→ DIRECTIVE
Return the listing word for word, as given.

------ AVAILABLE RECORDS ------

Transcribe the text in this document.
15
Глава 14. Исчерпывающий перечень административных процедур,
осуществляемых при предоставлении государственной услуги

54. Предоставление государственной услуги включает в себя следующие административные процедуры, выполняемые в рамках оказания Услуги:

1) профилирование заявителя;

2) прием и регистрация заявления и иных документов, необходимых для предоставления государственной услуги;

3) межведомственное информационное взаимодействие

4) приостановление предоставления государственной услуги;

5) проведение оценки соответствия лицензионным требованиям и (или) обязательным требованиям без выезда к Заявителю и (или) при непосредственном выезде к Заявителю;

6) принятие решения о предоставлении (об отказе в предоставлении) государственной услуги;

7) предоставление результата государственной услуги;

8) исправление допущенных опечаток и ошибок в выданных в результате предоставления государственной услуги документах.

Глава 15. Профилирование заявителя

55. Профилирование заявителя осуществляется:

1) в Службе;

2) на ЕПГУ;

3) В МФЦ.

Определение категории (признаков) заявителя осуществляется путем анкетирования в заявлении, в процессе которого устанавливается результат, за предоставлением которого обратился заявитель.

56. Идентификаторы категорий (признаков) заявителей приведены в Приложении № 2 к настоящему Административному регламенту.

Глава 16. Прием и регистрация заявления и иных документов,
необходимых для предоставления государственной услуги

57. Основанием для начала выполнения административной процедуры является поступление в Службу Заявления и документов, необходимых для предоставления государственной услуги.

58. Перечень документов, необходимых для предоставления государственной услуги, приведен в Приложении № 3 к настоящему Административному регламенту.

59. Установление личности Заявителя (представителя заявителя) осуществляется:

------

→ ANSWER
Transcribe the text in this document.
15
Глава 14. Исчерпывающий перечень административных процедур,
осуществляемых при предоставлении государственной услуги

54. Предоставление государственной услуги включает в себя следующие административные процедуры, выполняемые в рамках оказания Услуги:

1) профилирование заявителя;

2) прием и регистрация заявления и иных документов, необходимых для предоставления государственной услуги;

3) межведомственное информационное взаимодействие

4) приостановление предоставления государственной услуги;

5) проведение оценки соответствия лицензионным требованиям и (или) обязательным требованиям без выезда к Заявителю и (или) при непосредственном выезде к Заявителю;

6) принятие решения о предоставлении (об отказе в предоставлении) государственной услуги;

7) предоставление результата государственной услуги;

8) исправление допущенных опечаток и ошибок в выданных в результате предоставления государственной услуги документах.

Глава 15. Профилирование заявителя

55. Профилирование заявителя осуществляется:

1) в Службе;

2) на ЕПГУ;

3) В МФЦ.

Определение категории (признаков) заявителя осуществляется путем анкетирования в заявлении, в процессе которого устанавливается результат, за предоставлением которого обратился заявитель.

56. Идентификаторы категорий (признаков) заявителей приведены в Приложении № 2 к настоящему Административному регламенту.

Глава 16. Прием и регистрация заявления и иных документов,
необходимых для предоставления государственной услуги

57. Основанием для начала выполнения административной процедуры является поступление в Службу Заявления и документов, необходимых для предоставления государственной услуги.

58. Перечень документов, необходимых для предоставления государственной услуги, приведен в Приложении № 3 к настоящему Административному регламенту.

59. Установление личности Заявителя (представителя заявителя) осуществляется:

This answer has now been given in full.